Only a number is wanted: how many lines in the records below contain "ffffff"?

[Dataset records]
───

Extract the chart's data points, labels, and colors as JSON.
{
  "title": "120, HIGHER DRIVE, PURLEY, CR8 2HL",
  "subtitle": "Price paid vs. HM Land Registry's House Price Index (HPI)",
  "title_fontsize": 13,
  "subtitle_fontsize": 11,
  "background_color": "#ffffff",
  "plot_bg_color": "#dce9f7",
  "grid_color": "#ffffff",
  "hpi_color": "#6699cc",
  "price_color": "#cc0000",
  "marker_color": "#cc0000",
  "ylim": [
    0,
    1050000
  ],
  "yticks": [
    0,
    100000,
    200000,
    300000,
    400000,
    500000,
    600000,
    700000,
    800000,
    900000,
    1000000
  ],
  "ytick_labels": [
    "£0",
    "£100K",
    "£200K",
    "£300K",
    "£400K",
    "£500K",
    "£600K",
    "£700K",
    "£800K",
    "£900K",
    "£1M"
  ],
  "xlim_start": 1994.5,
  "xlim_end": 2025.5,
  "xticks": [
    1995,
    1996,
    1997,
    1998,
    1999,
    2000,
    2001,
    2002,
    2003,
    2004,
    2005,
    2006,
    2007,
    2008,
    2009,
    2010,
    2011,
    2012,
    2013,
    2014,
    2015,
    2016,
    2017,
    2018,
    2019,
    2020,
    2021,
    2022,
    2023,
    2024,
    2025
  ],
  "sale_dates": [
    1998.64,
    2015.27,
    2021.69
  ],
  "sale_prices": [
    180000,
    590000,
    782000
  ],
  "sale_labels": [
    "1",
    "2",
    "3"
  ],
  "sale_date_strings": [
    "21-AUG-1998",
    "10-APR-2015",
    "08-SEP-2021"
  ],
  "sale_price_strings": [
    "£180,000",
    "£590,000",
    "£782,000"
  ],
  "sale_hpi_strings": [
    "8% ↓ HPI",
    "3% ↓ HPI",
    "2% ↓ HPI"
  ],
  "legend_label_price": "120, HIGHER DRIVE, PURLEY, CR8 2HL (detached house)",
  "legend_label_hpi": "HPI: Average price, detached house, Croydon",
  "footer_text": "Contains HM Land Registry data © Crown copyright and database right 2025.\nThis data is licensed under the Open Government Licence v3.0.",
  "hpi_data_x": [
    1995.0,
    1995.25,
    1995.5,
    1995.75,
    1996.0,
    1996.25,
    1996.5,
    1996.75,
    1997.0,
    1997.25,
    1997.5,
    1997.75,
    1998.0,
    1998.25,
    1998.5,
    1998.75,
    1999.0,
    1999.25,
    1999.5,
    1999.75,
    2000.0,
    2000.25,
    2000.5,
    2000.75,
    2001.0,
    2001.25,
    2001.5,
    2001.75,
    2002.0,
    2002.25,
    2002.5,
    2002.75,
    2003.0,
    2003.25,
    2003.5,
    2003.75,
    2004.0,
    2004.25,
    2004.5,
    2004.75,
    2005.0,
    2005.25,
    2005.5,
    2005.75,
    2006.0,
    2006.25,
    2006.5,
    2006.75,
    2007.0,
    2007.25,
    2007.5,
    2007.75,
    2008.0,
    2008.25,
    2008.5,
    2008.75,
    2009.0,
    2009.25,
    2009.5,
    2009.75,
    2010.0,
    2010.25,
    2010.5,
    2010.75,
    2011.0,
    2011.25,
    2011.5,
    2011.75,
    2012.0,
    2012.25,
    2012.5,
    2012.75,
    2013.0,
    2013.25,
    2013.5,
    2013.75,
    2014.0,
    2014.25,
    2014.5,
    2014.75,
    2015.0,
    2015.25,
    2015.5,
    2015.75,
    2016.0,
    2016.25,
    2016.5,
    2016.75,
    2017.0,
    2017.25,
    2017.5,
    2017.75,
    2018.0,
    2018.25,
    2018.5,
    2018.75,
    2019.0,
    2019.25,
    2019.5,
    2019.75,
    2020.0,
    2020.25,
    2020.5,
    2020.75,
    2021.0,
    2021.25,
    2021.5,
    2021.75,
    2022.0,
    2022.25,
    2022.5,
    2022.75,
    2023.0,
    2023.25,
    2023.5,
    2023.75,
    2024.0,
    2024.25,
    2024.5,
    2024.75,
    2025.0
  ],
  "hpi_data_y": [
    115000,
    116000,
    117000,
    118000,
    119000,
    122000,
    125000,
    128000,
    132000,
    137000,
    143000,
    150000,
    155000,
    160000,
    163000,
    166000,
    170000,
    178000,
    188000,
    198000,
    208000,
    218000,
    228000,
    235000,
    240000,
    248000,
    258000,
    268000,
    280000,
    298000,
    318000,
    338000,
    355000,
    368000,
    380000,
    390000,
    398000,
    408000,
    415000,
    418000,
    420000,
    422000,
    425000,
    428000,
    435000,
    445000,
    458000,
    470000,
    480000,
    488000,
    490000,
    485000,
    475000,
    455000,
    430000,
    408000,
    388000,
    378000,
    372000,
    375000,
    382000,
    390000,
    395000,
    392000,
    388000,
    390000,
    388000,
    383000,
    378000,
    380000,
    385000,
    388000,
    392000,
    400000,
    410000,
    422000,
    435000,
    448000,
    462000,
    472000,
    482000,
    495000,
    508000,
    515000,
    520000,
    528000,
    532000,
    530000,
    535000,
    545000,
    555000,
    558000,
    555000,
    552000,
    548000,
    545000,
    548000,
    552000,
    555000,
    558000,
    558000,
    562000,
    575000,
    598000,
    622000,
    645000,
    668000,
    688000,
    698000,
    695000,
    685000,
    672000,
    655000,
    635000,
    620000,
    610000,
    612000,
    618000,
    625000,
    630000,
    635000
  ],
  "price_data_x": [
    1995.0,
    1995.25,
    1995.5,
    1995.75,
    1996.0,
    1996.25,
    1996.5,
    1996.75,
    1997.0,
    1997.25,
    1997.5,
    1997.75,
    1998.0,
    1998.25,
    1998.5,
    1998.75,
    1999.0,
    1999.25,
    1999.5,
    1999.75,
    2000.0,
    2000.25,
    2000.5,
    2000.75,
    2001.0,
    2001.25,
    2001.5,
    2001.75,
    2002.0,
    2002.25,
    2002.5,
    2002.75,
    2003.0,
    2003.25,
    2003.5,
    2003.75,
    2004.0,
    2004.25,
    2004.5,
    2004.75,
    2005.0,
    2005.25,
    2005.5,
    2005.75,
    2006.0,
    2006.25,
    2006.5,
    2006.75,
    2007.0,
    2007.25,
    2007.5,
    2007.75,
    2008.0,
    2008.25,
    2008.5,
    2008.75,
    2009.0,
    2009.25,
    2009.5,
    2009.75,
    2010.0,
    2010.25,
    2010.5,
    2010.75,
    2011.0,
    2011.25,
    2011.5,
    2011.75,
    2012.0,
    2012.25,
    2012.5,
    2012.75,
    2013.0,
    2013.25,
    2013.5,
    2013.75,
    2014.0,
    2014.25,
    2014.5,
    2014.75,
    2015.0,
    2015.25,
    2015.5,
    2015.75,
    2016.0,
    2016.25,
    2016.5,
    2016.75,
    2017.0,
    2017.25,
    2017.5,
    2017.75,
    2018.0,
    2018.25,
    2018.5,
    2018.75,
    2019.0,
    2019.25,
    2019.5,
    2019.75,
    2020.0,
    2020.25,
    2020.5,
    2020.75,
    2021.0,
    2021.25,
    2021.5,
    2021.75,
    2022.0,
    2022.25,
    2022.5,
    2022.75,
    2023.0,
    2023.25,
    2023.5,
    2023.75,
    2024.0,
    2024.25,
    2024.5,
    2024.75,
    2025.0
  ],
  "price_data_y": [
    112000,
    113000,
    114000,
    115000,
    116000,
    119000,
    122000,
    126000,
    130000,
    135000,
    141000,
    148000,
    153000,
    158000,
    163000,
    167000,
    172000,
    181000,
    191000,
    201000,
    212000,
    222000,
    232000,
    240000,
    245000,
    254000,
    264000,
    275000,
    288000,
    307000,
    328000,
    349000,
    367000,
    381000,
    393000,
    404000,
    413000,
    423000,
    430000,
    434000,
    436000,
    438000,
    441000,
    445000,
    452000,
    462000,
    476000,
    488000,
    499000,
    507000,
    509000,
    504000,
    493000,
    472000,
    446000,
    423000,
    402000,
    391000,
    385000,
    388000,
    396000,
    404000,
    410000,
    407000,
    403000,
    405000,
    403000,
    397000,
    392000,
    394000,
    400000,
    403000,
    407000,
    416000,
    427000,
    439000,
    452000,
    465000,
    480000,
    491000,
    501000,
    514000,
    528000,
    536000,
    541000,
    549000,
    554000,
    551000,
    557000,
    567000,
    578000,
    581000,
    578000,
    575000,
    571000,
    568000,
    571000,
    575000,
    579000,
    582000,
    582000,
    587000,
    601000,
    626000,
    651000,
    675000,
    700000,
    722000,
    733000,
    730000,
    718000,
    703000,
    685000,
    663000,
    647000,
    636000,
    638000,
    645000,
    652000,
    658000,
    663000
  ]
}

───

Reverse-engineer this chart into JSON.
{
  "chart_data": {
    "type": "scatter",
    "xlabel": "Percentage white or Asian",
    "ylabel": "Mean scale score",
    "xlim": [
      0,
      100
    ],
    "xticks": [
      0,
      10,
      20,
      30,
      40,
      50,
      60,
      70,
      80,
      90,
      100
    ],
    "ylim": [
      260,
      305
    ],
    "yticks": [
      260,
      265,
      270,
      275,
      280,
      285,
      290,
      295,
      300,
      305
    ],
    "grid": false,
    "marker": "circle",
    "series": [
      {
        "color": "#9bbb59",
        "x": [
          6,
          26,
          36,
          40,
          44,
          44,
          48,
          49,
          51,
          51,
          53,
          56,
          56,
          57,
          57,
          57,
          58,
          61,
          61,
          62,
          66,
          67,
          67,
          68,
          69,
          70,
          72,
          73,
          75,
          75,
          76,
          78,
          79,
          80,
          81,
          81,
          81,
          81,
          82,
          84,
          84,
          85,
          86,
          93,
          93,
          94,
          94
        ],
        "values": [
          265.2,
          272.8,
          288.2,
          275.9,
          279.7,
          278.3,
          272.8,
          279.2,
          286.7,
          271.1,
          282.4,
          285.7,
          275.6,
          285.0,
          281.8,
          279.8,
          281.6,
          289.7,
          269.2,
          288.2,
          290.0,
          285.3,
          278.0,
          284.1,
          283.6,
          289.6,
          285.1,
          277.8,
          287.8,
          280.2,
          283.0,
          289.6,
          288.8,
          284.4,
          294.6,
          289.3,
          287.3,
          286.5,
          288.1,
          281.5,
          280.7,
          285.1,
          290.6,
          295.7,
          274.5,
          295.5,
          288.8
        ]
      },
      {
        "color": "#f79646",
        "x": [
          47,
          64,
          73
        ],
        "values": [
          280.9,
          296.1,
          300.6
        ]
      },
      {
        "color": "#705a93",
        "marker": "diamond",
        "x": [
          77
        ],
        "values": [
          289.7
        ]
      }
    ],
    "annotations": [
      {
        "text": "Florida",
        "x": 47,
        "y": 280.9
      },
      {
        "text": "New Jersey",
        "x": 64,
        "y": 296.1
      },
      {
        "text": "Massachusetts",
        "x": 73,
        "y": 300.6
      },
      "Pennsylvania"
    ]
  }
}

───

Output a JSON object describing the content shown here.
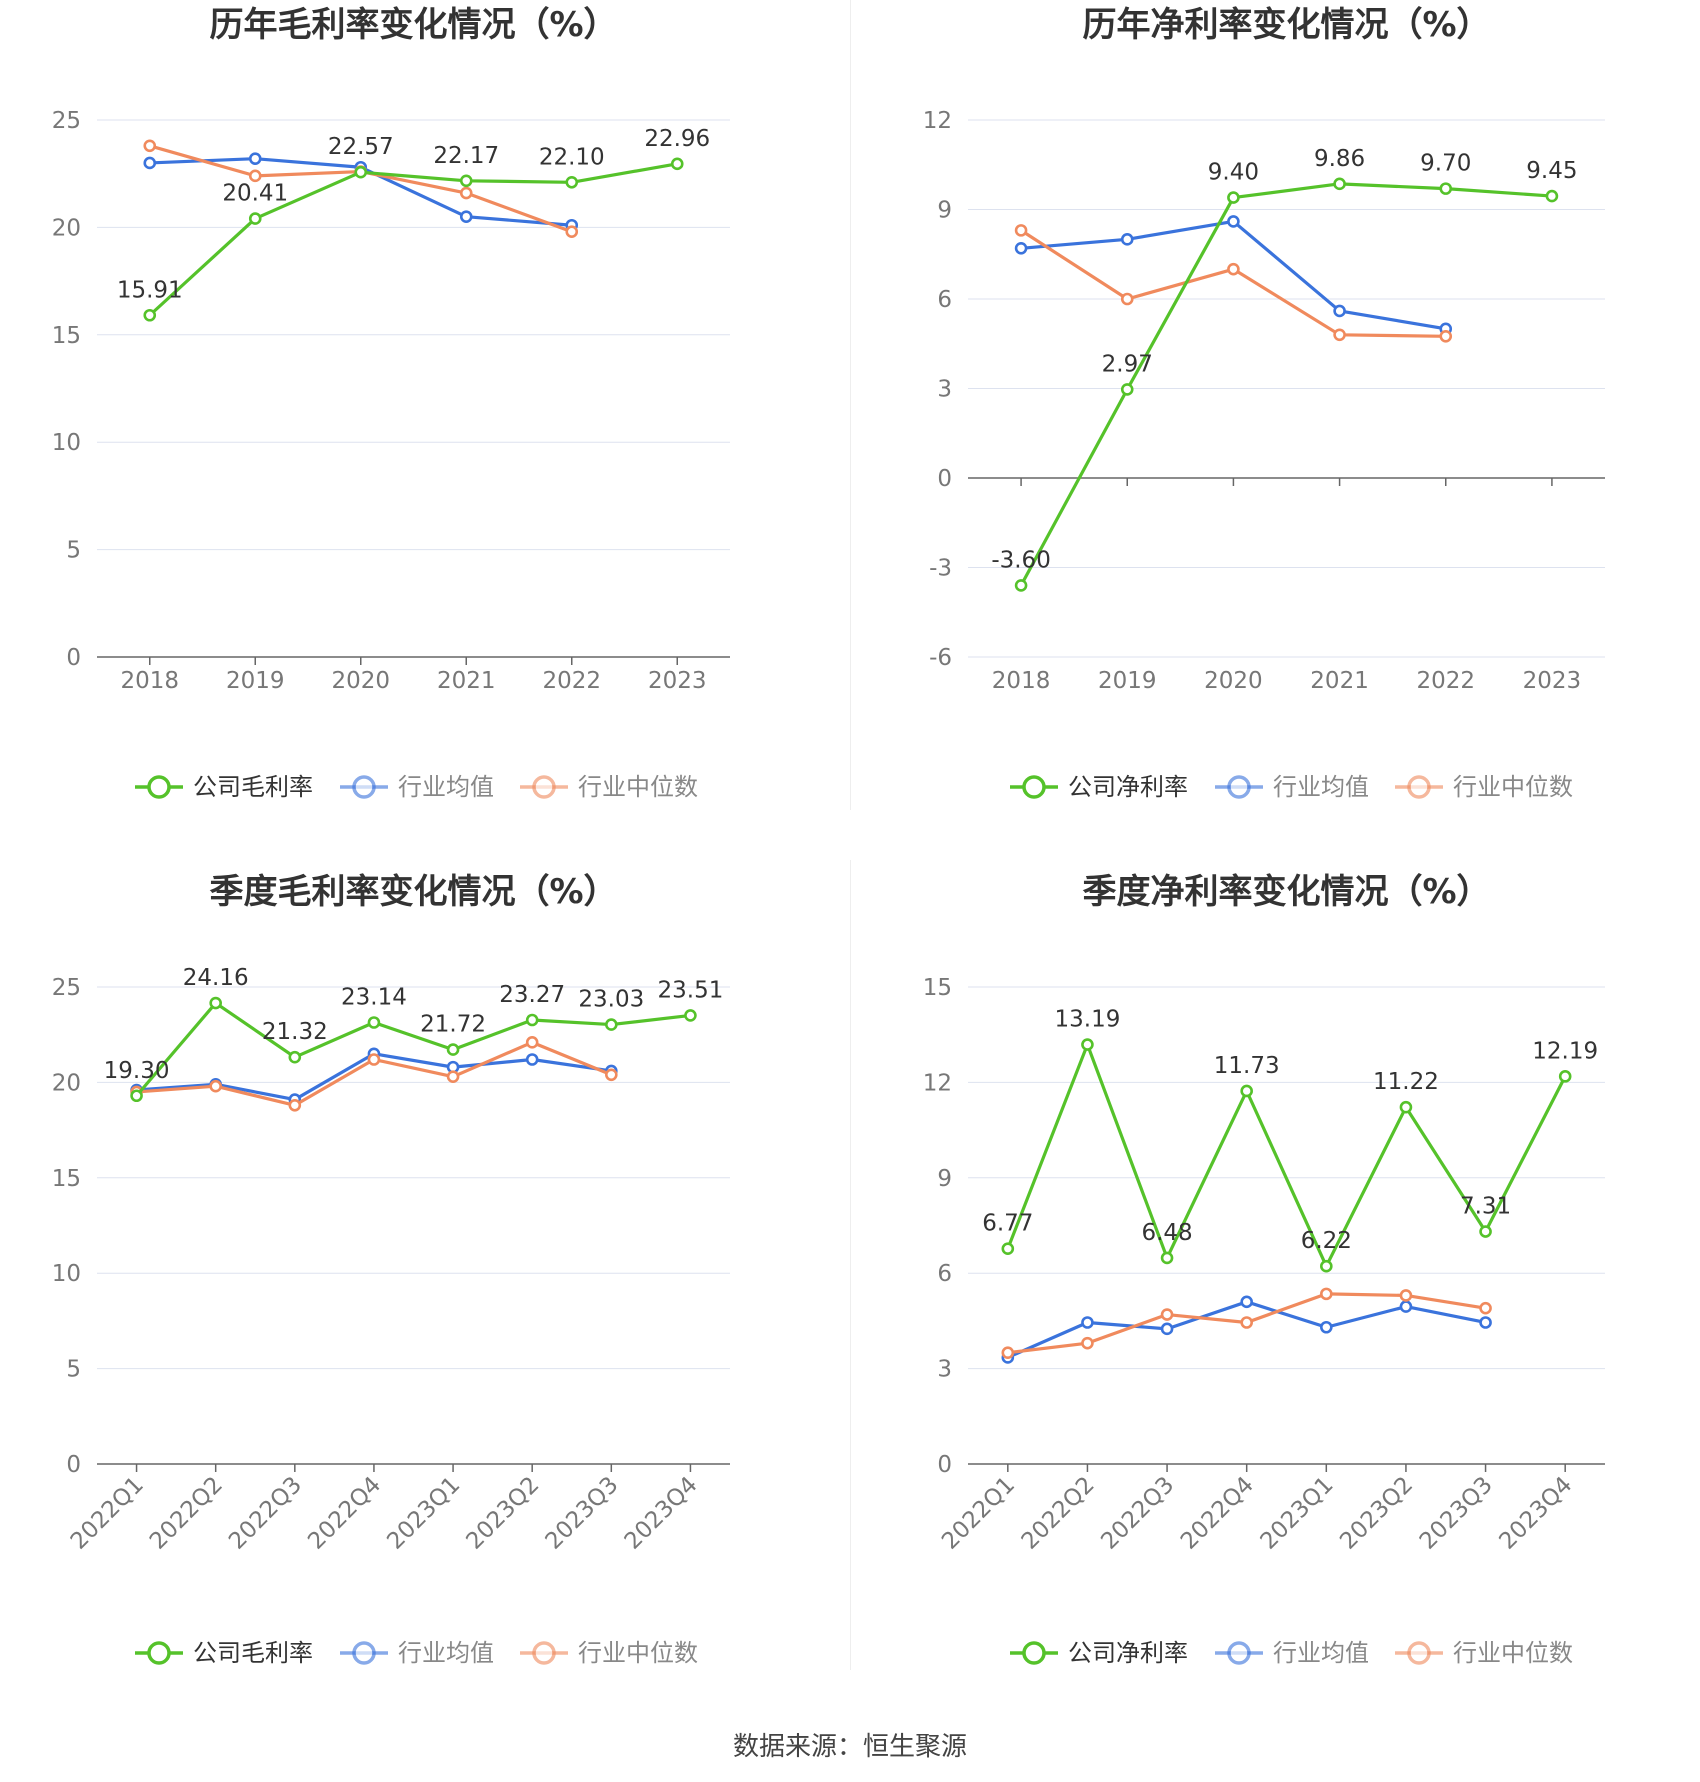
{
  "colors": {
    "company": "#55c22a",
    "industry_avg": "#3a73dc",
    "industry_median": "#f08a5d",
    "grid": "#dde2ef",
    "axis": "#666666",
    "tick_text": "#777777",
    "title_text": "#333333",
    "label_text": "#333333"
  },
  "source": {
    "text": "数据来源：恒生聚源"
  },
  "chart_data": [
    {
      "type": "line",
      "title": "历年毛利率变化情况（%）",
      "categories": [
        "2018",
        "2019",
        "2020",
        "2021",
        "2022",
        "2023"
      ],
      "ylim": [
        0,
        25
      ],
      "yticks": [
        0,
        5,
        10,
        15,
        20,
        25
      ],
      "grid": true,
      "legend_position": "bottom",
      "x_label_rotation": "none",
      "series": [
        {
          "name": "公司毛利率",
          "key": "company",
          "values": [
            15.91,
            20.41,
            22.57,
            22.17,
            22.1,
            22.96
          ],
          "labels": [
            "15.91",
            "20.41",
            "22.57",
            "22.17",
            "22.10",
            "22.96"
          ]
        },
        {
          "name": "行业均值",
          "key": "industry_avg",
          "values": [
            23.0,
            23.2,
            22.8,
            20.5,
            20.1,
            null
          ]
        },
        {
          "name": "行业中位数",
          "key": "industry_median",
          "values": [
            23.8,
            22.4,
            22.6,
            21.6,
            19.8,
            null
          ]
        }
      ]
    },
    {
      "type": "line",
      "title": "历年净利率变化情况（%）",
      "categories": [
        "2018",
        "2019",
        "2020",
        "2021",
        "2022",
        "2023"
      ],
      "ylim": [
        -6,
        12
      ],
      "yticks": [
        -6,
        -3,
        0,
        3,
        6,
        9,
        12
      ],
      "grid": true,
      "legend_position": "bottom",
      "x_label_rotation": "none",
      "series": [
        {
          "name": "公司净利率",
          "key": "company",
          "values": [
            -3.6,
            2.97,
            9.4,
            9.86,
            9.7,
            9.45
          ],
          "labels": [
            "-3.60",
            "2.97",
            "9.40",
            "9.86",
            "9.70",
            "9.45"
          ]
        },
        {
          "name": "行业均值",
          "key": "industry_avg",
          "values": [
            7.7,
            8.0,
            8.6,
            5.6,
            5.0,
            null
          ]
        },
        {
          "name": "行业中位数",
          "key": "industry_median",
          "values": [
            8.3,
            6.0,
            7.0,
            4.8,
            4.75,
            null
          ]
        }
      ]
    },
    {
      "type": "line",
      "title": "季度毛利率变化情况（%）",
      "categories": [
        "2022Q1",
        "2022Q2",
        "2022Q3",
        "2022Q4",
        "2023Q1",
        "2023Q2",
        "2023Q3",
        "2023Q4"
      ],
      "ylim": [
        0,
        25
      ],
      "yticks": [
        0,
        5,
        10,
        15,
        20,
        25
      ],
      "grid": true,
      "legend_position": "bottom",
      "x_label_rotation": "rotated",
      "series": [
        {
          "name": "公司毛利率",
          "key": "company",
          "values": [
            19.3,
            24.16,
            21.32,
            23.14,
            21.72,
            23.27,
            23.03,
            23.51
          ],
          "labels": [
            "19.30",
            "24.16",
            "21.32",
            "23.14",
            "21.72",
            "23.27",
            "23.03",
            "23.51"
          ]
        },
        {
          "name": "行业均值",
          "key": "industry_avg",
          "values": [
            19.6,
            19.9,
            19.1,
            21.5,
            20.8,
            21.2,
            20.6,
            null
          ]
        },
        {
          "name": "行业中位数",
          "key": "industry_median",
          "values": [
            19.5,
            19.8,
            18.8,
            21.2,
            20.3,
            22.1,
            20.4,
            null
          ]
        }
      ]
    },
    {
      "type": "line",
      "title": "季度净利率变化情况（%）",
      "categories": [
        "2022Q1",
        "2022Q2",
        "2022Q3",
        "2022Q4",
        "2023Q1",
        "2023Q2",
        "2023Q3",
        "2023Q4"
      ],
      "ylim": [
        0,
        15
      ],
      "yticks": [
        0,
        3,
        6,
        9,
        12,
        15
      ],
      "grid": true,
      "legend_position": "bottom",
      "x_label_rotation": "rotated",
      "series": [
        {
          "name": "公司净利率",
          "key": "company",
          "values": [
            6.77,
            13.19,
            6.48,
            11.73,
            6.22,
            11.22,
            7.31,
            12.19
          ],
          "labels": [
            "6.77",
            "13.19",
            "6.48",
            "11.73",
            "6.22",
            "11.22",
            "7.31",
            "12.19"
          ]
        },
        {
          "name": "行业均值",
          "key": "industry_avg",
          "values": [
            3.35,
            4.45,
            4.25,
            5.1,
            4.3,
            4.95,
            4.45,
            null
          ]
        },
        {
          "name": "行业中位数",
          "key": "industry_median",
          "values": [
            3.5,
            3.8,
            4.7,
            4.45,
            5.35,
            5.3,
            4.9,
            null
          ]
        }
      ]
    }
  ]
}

───

EXERCISE RESPONSE ::
2